Data entries for graphics:
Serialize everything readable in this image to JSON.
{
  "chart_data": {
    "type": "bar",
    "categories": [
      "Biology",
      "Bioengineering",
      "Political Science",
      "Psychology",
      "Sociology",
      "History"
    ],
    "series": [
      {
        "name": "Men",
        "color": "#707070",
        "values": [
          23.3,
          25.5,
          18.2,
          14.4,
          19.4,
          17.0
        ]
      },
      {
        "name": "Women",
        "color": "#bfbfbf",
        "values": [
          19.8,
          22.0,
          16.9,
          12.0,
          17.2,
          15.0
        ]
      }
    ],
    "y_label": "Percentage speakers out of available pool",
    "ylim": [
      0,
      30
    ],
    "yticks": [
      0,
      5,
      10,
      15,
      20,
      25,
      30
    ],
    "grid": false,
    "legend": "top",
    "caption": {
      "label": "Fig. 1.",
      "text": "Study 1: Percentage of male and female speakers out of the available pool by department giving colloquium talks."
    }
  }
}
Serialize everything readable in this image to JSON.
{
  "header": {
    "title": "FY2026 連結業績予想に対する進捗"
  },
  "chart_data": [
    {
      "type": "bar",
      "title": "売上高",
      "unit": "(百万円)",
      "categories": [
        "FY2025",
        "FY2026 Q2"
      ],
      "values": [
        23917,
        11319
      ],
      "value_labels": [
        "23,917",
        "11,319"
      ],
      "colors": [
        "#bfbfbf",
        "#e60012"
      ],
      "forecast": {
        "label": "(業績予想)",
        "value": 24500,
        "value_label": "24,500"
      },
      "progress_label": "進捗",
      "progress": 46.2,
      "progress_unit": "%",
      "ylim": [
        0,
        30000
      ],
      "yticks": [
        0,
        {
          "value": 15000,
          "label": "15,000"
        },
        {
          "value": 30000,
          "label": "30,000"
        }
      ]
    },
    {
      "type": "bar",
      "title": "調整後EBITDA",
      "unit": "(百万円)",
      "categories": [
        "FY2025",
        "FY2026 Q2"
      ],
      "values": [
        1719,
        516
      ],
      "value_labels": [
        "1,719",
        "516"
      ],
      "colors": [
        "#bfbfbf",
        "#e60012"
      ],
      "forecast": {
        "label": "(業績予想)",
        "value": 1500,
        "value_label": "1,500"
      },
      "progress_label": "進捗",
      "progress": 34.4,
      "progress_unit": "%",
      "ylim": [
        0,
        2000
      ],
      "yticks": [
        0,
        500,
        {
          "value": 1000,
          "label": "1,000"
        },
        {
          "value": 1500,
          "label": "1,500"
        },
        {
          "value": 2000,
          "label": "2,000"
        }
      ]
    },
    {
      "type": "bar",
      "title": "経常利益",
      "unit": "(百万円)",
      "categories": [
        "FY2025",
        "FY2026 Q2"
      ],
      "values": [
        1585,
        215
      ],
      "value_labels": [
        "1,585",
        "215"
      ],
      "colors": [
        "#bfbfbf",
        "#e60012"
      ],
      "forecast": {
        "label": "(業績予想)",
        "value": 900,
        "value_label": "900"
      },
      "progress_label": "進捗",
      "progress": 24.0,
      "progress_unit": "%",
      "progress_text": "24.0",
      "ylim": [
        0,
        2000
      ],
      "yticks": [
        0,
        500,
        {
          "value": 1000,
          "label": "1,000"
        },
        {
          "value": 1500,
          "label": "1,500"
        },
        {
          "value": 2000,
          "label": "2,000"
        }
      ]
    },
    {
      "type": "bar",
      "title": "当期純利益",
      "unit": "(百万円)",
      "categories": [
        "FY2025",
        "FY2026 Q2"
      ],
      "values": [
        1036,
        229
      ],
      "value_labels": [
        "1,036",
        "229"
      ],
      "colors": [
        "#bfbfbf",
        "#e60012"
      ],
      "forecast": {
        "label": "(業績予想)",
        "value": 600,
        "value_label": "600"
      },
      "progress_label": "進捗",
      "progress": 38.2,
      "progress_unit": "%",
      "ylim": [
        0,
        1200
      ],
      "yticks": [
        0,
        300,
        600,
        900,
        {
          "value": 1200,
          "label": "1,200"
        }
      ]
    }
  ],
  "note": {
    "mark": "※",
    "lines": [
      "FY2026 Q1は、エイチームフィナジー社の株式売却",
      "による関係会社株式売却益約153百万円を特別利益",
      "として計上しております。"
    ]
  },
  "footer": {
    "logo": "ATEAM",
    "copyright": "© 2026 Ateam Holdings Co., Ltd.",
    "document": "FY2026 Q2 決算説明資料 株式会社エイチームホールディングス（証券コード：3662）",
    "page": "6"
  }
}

TASK BRIEF
Go through the material line by line. Show each line that contains the string "speakers".

ANSWER BELOW
    "y_label": "Percentage speakers out of available pool",
      "text": "Study 1: Percentage of male and female speakers out of the available pool by department giving colloquium talks."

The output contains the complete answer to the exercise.